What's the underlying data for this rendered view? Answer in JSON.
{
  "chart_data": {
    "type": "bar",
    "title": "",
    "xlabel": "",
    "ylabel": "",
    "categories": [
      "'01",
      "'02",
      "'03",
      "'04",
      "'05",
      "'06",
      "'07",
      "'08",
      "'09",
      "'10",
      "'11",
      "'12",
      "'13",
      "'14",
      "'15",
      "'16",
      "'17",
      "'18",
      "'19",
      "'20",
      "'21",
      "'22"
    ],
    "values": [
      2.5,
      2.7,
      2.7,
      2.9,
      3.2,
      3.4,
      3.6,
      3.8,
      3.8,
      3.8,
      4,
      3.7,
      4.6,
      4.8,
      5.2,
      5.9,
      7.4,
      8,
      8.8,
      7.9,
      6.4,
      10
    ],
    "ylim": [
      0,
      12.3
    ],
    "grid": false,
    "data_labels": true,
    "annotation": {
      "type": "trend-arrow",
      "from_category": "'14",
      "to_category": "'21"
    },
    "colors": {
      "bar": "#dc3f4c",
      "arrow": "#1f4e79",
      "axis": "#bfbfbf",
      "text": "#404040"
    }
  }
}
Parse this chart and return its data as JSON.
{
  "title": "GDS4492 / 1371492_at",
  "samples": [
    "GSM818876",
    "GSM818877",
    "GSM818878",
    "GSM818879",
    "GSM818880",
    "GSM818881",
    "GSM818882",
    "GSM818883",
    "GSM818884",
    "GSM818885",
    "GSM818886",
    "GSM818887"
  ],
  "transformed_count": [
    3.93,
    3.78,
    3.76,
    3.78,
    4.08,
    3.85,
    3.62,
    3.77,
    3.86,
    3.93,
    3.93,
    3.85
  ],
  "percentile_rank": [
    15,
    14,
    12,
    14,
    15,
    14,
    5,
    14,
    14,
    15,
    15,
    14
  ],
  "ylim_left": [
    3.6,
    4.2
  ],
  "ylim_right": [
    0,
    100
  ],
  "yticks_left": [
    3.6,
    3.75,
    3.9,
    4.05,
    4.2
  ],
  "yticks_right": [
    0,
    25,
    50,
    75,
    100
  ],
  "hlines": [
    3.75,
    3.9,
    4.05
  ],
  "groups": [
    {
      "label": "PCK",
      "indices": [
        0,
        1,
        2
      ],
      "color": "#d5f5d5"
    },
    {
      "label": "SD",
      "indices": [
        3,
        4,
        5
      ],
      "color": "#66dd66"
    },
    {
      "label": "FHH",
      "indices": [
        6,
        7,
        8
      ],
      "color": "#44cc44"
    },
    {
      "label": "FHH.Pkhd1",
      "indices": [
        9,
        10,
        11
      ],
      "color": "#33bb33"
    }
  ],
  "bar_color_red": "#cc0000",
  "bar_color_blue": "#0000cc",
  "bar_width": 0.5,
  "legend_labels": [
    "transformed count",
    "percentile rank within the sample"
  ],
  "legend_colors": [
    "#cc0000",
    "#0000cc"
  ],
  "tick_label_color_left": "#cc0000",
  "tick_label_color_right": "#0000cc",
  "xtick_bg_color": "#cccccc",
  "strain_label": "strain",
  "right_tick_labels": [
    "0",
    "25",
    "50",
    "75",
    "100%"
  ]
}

■ **PROBLEM**
Restate the data above word for word.

■ **SOLUTION**
What's the underlying data for this rendered view? Answer in JSON.
{
  "chart_data": {
    "type": "bar",
    "title": "",
    "xlabel": "",
    "ylabel": "",
    "categories": [
      "'01",
      "'02",
      "'03",
      "'04",
      "'05",
      "'06",
      "'07",
      "'08",
      "'09",
      "'10",
      "'11",
      "'12",
      "'13",
      "'14",
      "'15",
      "'16",
      "'17",
      "'18",
      "'19",
      "'20",
      "'21",
      "'22"
    ],
    "values": [
      2.5,
      2.7,
      2.7,
      2.9,
      3.2,
      3.4,
      3.6,
      3.8,
      3.8,
      3.8,
      4,
      3.7,
      4.6,
      4.8,
      5.2,
      5.9,
      7.4,
      8,
      8.8,
      7.9,
      6.4,
      10
    ],
    "ylim": [
      0,
      12.3
    ],
    "grid": false,
    "data_labels": true,
    "annotation": {
      "type": "trend-arrow",
      "from_category": "'14",
      "to_category": "'21"
    },
    "colors": {
      "bar": "#dc3f4c",
      "arrow": "#1f4e79",
      "axis": "#bfbfbf",
      "text": "#404040"
    }
  }
}
Parse this chart and return its data as JSON.
{
  "title": "GDS4492 / 1371492_at",
  "samples": [
    "GSM818876",
    "GSM818877",
    "GSM818878",
    "GSM818879",
    "GSM818880",
    "GSM818881",
    "GSM818882",
    "GSM818883",
    "GSM818884",
    "GSM818885",
    "GSM818886",
    "GSM818887"
  ],
  "transformed_count": [
    3.93,
    3.78,
    3.76,
    3.78,
    4.08,
    3.85,
    3.62,
    3.77,
    3.86,
    3.93,
    3.93,
    3.85
  ],
  "percentile_rank": [
    15,
    14,
    12,
    14,
    15,
    14,
    5,
    14,
    14,
    15,
    15,
    14
  ],
  "ylim_left": [
    3.6,
    4.2
  ],
  "ylim_right": [
    0,
    100
  ],
  "yticks_left": [
    3.6,
    3.75,
    3.9,
    4.05,
    4.2
  ],
  "yticks_right": [
    0,
    25,
    50,
    75,
    100
  ],
  "hlines": [
    3.75,
    3.9,
    4.05
  ],
  "groups": [
    {
      "label": "PCK",
      "indices": [
        0,
        1,
        2
      ],
      "color": "#d5f5d5"
    },
    {
      "label": "SD",
      "indices": [
        3,
        4,
        5
      ],
      "color": "#66dd66"
    },
    {
      "label": "FHH",
      "indices": [
        6,
        7,
        8
      ],
      "color": "#44cc44"
    },
    {
      "label": "FHH.Pkhd1",
      "indices": [
        9,
        10,
        11
      ],
      "color": "#33bb33"
    }
  ],
  "bar_color_red": "#cc0000",
  "bar_color_blue": "#0000cc",
  "bar_width": 0.5,
  "legend_labels": [
    "transformed count",
    "percentile rank within the sample"
  ],
  "legend_colors": [
    "#cc0000",
    "#0000cc"
  ],
  "tick_label_color_left": "#cc0000",
  "tick_label_color_right": "#0000cc",
  "xtick_bg_color": "#cccccc",
  "strain_label": "strain",
  "right_tick_labels": [
    "0",
    "25",
    "50",
    "75",
    "100%"
  ]
}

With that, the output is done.